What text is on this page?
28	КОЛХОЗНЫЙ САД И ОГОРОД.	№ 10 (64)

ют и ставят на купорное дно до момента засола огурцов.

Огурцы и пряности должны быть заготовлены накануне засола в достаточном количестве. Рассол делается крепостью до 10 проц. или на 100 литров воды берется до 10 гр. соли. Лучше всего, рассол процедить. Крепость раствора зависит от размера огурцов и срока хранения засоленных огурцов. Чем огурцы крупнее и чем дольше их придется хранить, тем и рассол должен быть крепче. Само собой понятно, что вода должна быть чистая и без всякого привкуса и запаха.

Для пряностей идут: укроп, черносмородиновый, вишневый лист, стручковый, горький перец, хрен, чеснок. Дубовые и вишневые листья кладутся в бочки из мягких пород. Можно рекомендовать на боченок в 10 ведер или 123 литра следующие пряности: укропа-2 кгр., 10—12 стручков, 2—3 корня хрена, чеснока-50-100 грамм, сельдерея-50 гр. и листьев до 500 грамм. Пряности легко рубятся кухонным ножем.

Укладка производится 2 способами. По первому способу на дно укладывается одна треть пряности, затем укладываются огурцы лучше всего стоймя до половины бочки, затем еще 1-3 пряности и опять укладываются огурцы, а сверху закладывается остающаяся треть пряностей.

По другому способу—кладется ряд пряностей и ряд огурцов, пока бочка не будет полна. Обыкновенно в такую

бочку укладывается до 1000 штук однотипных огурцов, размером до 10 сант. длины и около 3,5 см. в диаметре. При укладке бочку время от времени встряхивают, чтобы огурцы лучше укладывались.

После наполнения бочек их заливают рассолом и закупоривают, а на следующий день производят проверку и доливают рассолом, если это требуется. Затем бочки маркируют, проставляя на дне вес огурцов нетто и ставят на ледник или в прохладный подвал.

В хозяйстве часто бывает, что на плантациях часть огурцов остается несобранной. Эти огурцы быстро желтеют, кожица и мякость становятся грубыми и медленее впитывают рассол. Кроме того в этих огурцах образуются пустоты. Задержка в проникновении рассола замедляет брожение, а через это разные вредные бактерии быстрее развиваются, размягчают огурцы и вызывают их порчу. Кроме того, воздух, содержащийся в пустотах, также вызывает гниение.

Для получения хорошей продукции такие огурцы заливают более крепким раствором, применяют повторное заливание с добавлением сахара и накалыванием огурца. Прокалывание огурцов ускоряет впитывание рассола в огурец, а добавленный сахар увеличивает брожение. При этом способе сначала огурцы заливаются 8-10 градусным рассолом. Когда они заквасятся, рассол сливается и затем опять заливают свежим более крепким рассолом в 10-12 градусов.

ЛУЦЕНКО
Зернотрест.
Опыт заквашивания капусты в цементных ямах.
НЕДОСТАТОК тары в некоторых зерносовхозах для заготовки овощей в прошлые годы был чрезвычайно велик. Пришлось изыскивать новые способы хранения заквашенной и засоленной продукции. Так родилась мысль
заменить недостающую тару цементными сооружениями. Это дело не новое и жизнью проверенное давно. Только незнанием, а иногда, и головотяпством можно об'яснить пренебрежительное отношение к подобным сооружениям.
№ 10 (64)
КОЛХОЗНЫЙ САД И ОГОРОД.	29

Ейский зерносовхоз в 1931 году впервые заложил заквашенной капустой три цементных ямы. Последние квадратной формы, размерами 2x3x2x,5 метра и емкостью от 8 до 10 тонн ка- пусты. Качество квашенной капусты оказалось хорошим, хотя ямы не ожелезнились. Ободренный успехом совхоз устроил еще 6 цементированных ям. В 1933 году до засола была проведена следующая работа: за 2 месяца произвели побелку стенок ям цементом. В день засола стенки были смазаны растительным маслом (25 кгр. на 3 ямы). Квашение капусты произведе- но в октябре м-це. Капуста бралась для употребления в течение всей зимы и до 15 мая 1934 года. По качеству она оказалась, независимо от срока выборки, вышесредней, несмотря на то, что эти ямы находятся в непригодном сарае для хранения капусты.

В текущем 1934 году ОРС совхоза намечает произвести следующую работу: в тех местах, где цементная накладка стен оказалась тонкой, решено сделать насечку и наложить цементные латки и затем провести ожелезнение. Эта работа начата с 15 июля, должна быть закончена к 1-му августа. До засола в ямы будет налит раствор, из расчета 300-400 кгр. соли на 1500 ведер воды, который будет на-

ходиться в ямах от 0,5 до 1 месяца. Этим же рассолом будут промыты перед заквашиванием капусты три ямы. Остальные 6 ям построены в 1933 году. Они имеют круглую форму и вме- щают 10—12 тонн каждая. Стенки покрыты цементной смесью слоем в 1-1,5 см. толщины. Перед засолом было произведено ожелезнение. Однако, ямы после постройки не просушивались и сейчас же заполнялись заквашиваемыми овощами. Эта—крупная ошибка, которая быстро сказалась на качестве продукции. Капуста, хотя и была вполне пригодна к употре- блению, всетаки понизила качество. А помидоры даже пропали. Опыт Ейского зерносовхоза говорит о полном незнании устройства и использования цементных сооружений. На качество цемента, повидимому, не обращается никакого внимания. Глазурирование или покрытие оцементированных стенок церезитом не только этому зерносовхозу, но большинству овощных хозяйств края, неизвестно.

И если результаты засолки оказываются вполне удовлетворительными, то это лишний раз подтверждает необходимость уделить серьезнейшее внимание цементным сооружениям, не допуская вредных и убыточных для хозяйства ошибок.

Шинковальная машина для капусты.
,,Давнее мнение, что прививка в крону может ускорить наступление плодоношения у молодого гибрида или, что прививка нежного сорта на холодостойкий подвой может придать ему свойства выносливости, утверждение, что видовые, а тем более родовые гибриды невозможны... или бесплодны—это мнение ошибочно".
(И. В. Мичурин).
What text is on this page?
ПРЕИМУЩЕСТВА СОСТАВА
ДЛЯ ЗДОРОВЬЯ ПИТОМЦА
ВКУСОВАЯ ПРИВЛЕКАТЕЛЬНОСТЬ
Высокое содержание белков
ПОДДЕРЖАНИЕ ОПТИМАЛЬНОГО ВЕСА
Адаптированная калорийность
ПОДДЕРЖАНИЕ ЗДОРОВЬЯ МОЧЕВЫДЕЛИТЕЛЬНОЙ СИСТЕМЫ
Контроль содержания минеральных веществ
==
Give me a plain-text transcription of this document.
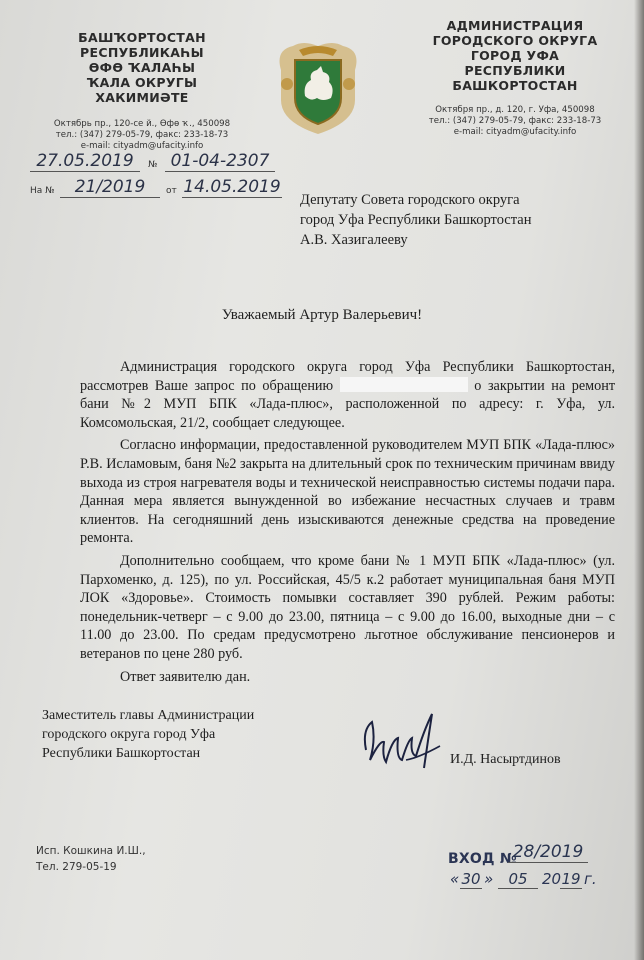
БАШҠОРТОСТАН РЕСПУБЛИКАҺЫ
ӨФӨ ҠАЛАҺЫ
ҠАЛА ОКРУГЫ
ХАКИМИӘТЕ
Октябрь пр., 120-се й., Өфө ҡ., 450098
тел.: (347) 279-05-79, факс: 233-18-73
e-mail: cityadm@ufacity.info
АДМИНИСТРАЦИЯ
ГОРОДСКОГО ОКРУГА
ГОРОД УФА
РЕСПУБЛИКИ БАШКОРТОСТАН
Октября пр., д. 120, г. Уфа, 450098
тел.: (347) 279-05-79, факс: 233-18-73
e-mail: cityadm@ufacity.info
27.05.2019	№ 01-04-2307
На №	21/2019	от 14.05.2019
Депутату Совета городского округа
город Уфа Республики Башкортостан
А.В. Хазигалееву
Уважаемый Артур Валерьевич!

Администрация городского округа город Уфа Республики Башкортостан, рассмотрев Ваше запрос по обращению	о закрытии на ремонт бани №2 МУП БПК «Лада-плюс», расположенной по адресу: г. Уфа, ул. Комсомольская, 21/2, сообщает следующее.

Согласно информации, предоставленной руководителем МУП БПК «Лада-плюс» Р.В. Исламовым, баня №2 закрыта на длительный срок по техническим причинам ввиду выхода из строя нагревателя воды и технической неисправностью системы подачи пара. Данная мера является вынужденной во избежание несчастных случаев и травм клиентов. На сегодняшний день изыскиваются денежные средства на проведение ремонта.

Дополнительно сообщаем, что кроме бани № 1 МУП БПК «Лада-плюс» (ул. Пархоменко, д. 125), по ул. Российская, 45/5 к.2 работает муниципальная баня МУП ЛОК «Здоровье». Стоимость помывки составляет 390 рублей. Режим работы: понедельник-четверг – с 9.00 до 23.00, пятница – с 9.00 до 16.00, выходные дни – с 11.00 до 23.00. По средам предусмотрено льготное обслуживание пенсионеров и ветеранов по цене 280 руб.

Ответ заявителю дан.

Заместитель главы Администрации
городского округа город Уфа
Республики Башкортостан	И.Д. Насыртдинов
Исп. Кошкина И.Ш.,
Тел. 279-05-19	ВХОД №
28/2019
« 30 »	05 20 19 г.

• [Objective]:
Your task is to gather all lines from the entries above that hold the word "ОГОРОД".

• [Problem solution]:
28	КОЛХОЗНЫЙ САД И ОГОРОД.	№ 10 (64)
КОЛХОЗНЫЙ САД И ОГОРОД.	29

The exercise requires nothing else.